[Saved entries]
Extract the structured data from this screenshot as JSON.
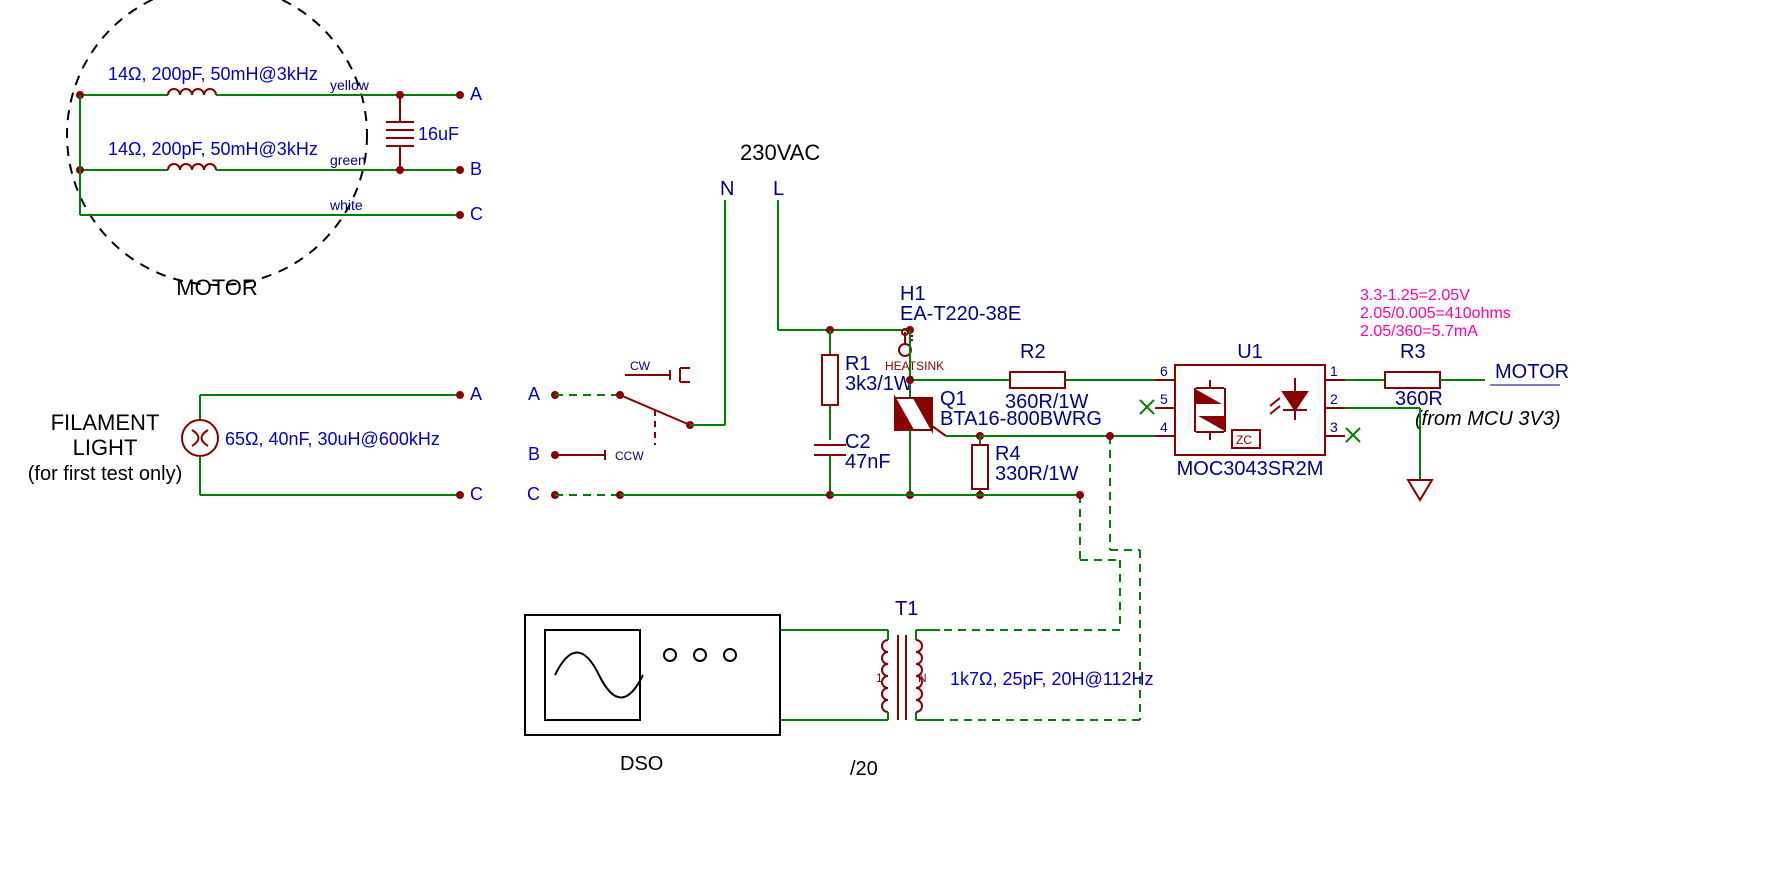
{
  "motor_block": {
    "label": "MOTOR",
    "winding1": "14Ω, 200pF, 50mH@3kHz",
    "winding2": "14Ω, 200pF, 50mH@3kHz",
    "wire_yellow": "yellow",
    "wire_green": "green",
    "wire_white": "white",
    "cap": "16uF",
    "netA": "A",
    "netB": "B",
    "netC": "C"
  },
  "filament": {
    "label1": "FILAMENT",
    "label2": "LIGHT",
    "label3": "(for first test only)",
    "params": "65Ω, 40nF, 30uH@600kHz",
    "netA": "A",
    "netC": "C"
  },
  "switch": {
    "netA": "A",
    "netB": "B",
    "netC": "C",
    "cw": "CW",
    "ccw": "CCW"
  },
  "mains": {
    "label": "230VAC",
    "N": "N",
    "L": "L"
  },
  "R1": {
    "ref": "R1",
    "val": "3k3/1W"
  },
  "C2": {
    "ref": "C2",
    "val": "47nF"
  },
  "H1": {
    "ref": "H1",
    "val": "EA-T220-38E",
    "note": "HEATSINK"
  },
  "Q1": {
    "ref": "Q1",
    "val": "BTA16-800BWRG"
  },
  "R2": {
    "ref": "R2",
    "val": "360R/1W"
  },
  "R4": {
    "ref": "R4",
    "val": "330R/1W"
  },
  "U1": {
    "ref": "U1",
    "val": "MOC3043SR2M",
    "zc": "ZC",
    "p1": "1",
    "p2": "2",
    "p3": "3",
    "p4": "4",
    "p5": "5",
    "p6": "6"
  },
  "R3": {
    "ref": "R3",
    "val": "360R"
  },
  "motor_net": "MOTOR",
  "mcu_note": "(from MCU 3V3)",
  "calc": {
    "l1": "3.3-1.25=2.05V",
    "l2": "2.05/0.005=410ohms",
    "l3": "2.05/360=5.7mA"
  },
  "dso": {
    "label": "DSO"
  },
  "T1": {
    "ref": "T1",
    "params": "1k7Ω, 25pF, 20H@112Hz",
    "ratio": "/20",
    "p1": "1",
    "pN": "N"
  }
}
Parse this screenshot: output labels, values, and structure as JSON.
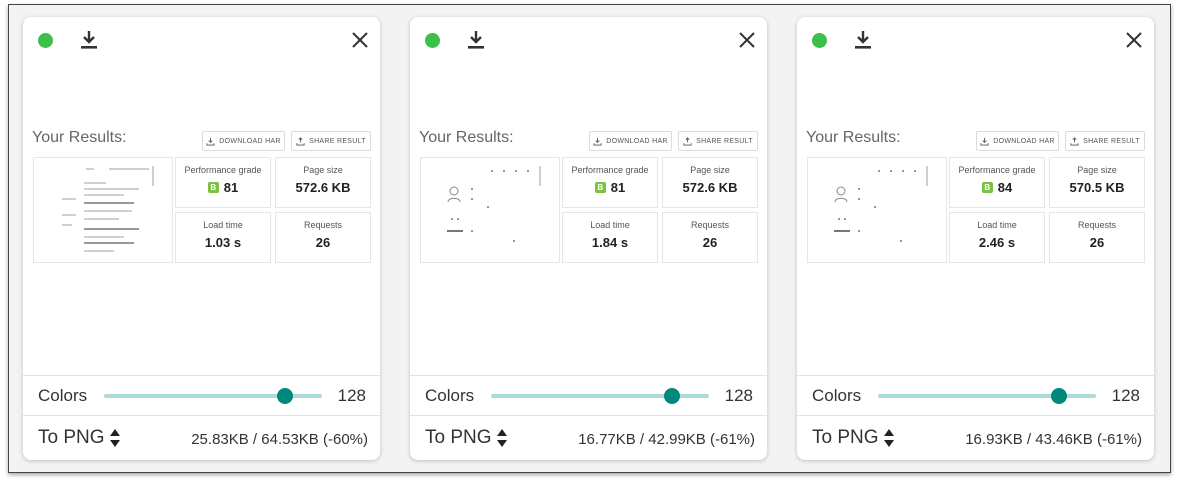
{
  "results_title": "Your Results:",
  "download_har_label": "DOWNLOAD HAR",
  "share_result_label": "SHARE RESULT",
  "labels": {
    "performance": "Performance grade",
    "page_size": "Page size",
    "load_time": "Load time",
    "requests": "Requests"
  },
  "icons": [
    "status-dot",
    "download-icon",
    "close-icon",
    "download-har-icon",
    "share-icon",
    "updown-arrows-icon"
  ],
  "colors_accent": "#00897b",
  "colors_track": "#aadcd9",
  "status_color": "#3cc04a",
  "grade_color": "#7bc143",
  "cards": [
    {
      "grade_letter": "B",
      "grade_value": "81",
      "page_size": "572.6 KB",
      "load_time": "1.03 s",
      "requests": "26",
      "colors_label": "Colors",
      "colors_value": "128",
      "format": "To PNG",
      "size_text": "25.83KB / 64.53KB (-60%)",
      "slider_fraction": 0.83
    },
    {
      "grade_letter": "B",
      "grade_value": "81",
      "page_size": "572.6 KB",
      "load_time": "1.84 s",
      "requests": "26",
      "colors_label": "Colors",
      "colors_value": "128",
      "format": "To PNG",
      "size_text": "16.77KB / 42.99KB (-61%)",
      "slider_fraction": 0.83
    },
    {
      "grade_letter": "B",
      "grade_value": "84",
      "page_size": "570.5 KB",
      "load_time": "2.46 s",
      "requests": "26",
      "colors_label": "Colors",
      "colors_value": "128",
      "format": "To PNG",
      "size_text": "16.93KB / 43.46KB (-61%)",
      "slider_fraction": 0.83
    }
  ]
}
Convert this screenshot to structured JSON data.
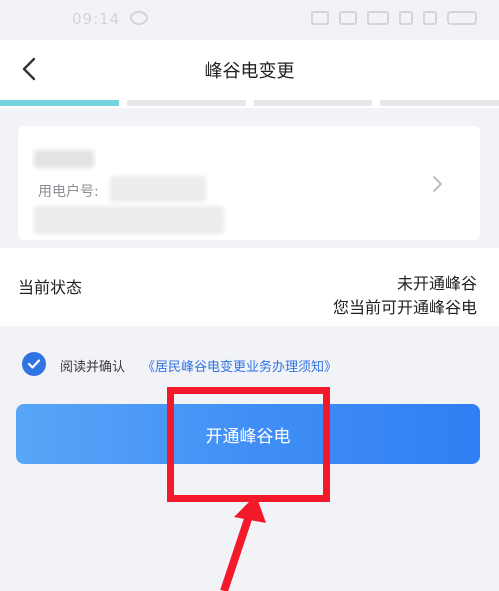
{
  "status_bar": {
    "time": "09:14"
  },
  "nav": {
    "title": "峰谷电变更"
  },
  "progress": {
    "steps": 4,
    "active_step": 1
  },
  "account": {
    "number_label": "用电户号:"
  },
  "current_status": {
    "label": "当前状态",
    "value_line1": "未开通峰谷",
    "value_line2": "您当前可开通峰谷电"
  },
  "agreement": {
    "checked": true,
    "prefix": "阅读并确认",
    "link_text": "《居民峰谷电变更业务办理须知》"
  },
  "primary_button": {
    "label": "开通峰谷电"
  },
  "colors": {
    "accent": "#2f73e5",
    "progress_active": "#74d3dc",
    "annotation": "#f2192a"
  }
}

**Directive:** Images in the data above are to be skipped. Retype all other material exactly.

**Task result:**
Extract the structured data from this screenshot as JSON.
{
  "motor_block": {
    "label": "MOTOR",
    "winding1": "14Ω, 200pF, 50mH@3kHz",
    "winding2": "14Ω, 200pF, 50mH@3kHz",
    "wire_yellow": "yellow",
    "wire_green": "green",
    "wire_white": "white",
    "cap": "16uF",
    "netA": "A",
    "netB": "B",
    "netC": "C"
  },
  "filament": {
    "label1": "FILAMENT",
    "label2": "LIGHT",
    "label3": "(for first test only)",
    "params": "65Ω, 40nF, 30uH@600kHz",
    "netA": "A",
    "netC": "C"
  },
  "switch": {
    "netA": "A",
    "netB": "B",
    "netC": "C",
    "cw": "CW",
    "ccw": "CCW"
  },
  "mains": {
    "label": "230VAC",
    "N": "N",
    "L": "L"
  },
  "R1": {
    "ref": "R1",
    "val": "3k3/1W"
  },
  "C2": {
    "ref": "C2",
    "val": "47nF"
  },
  "H1": {
    "ref": "H1",
    "val": "EA-T220-38E",
    "note": "HEATSINK"
  },
  "Q1": {
    "ref": "Q1",
    "val": "BTA16-800BWRG"
  },
  "R2": {
    "ref": "R2",
    "val": "360R/1W"
  },
  "R4": {
    "ref": "R4",
    "val": "330R/1W"
  },
  "U1": {
    "ref": "U1",
    "val": "MOC3043SR2M",
    "zc": "ZC",
    "p1": "1",
    "p2": "2",
    "p3": "3",
    "p4": "4",
    "p5": "5",
    "p6": "6"
  },
  "R3": {
    "ref": "R3",
    "val": "360R"
  },
  "motor_net": "MOTOR",
  "mcu_note": "(from MCU 3V3)",
  "calc": {
    "l1": "3.3-1.25=2.05V",
    "l2": "2.05/0.005=410ohms",
    "l3": "2.05/360=5.7mA"
  },
  "dso": {
    "label": "DSO"
  },
  "T1": {
    "ref": "T1",
    "params": "1k7Ω, 25pF, 20H@112Hz",
    "ratio": "/20",
    "p1": "1",
    "pN": "N"
  }
}
Parse this screenshot: output labels, values, and structure as JSON.
{
  "results_title": "Your Results:",
  "download_har_label": "DOWNLOAD HAR",
  "share_result_label": "SHARE RESULT",
  "labels": {
    "performance": "Performance grade",
    "page_size": "Page size",
    "load_time": "Load time",
    "requests": "Requests"
  },
  "icons": [
    "status-dot",
    "download-icon",
    "close-icon",
    "download-har-icon",
    "share-icon",
    "updown-arrows-icon"
  ],
  "colors_accent": "#00897b",
  "colors_track": "#aadcd9",
  "status_color": "#3cc04a",
  "grade_color": "#7bc143",
  "cards": [
    {
      "grade_letter": "B",
      "grade_value": "81",
      "page_size": "572.6 KB",
      "load_time": "1.03 s",
      "requests": "26",
      "colors_label": "Colors",
      "colors_value": "128",
      "format": "To PNG",
      "size_text": "25.83KB / 64.53KB (-60%)",
      "slider_fraction": 0.83
    },
    {
      "grade_letter": "B",
      "grade_value": "81",
      "page_size": "572.6 KB",
      "load_time": "1.84 s",
      "requests": "26",
      "colors_label": "Colors",
      "colors_value": "128",
      "format": "To PNG",
      "size_text": "16.77KB / 42.99KB (-61%)",
      "slider_fraction": 0.83
    },
    {
      "grade_letter": "B",
      "grade_value": "84",
      "page_size": "570.5 KB",
      "load_time": "2.46 s",
      "requests": "26",
      "colors_label": "Colors",
      "colors_value": "128",
      "format": "To PNG",
      "size_text": "16.93KB / 43.46KB (-61%)",
      "slider_fraction": 0.83
    }
  ]
}
Convert this screenshot to structured JSON data.
{
  "status_bar": {
    "time": "09:14"
  },
  "nav": {
    "title": "峰谷电变更"
  },
  "progress": {
    "steps": 4,
    "active_step": 1
  },
  "account": {
    "number_label": "用电户号:"
  },
  "current_status": {
    "label": "当前状态",
    "value_line1": "未开通峰谷",
    "value_line2": "您当前可开通峰谷电"
  },
  "agreement": {
    "checked": true,
    "prefix": "阅读并确认",
    "link_text": "《居民峰谷电变更业务办理须知》"
  },
  "primary_button": {
    "label": "开通峰谷电"
  },
  "colors": {
    "accent": "#2f73e5",
    "progress_active": "#74d3dc",
    "annotation": "#f2192a"
  }
}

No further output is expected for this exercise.